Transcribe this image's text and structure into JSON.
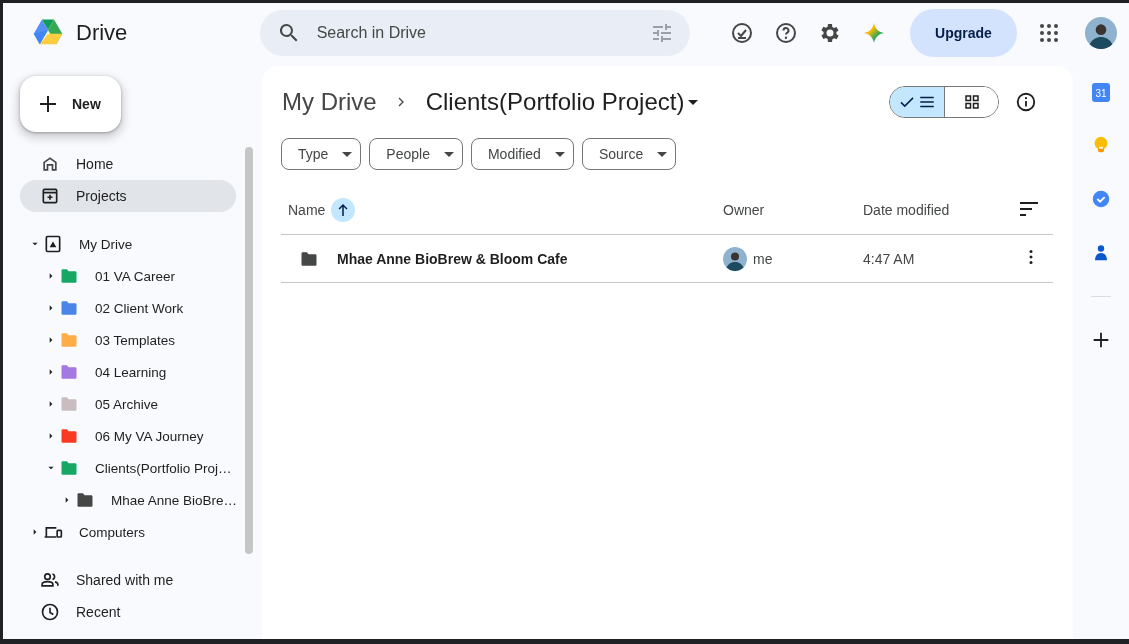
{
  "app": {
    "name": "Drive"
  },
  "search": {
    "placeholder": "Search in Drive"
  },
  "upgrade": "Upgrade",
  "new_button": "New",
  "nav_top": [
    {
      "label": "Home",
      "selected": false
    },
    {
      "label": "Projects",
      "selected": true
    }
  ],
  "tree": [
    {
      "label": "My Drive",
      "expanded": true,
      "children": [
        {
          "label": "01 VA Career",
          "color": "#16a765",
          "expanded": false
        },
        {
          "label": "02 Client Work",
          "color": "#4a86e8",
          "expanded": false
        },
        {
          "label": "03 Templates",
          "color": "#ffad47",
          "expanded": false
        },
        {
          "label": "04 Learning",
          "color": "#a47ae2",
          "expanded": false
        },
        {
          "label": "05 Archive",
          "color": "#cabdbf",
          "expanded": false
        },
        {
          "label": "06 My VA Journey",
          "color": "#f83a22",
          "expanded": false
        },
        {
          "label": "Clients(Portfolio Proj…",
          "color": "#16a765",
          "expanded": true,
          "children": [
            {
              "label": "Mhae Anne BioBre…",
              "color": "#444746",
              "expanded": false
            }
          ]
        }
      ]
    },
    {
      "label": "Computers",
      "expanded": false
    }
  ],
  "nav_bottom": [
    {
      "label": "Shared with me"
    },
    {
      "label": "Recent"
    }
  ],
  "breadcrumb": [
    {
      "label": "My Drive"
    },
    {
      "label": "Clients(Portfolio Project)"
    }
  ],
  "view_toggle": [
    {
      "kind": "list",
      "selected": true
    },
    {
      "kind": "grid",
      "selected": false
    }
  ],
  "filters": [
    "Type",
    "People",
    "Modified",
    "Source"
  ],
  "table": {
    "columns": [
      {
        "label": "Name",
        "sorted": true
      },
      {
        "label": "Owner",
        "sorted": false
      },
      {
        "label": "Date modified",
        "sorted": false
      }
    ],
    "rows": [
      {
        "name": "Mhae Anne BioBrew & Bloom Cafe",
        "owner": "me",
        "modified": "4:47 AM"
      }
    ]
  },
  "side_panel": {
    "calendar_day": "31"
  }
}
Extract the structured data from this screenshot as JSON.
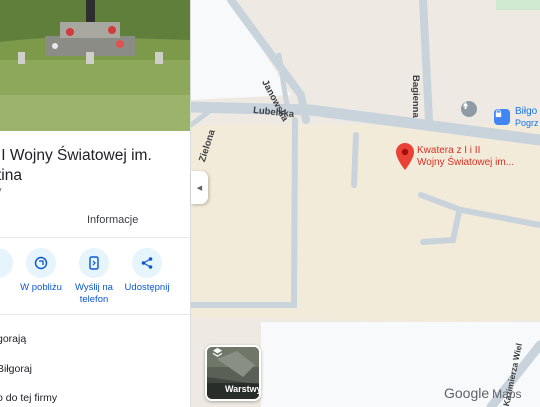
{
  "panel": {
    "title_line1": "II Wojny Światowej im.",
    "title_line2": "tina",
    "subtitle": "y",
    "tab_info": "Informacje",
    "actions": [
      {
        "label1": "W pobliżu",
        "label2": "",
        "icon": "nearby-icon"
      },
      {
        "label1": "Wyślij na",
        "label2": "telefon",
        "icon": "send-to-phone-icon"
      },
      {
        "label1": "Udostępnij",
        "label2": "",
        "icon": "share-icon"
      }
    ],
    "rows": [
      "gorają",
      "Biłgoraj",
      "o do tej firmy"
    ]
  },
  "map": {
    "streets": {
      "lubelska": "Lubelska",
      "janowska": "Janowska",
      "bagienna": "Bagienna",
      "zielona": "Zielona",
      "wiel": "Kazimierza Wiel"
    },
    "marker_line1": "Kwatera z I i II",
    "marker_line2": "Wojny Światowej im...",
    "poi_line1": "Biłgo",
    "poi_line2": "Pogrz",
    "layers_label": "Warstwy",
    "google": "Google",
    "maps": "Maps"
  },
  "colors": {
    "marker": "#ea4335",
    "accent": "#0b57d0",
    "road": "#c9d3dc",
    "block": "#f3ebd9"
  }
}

-.-.-

**WHAT TO DO:** All lines from the one holding "Extract the structured" to the end of the listing above need to be duplicated exactly. None of the pictures should be included.

**ANSWER TO THIS PROBLEM:**
Extract the structured data from this screenshot as JSON.
{
  "panel": {
    "title_line1": "II Wojny Światowej im.",
    "title_line2": "tina",
    "subtitle": "y",
    "tab_info": "Informacje",
    "actions": [
      {
        "label1": "W pobliżu",
        "label2": "",
        "icon": "nearby-icon"
      },
      {
        "label1": "Wyślij na",
        "label2": "telefon",
        "icon": "send-to-phone-icon"
      },
      {
        "label1": "Udostępnij",
        "label2": "",
        "icon": "share-icon"
      }
    ],
    "rows": [
      "gorają",
      "Biłgoraj",
      "o do tej firmy"
    ]
  },
  "map": {
    "streets": {
      "lubelska": "Lubelska",
      "janowska": "Janowska",
      "bagienna": "Bagienna",
      "zielona": "Zielona",
      "wiel": "Kazimierza Wiel"
    },
    "marker_line1": "Kwatera z I i II",
    "marker_line2": "Wojny Światowej im...",
    "poi_line1": "Biłgo",
    "poi_line2": "Pogrz",
    "layers_label": "Warstwy",
    "google": "Google",
    "maps": "Maps"
  },
  "colors": {
    "marker": "#ea4335",
    "accent": "#0b57d0",
    "road": "#c9d3dc",
    "block": "#f3ebd9"
  }
}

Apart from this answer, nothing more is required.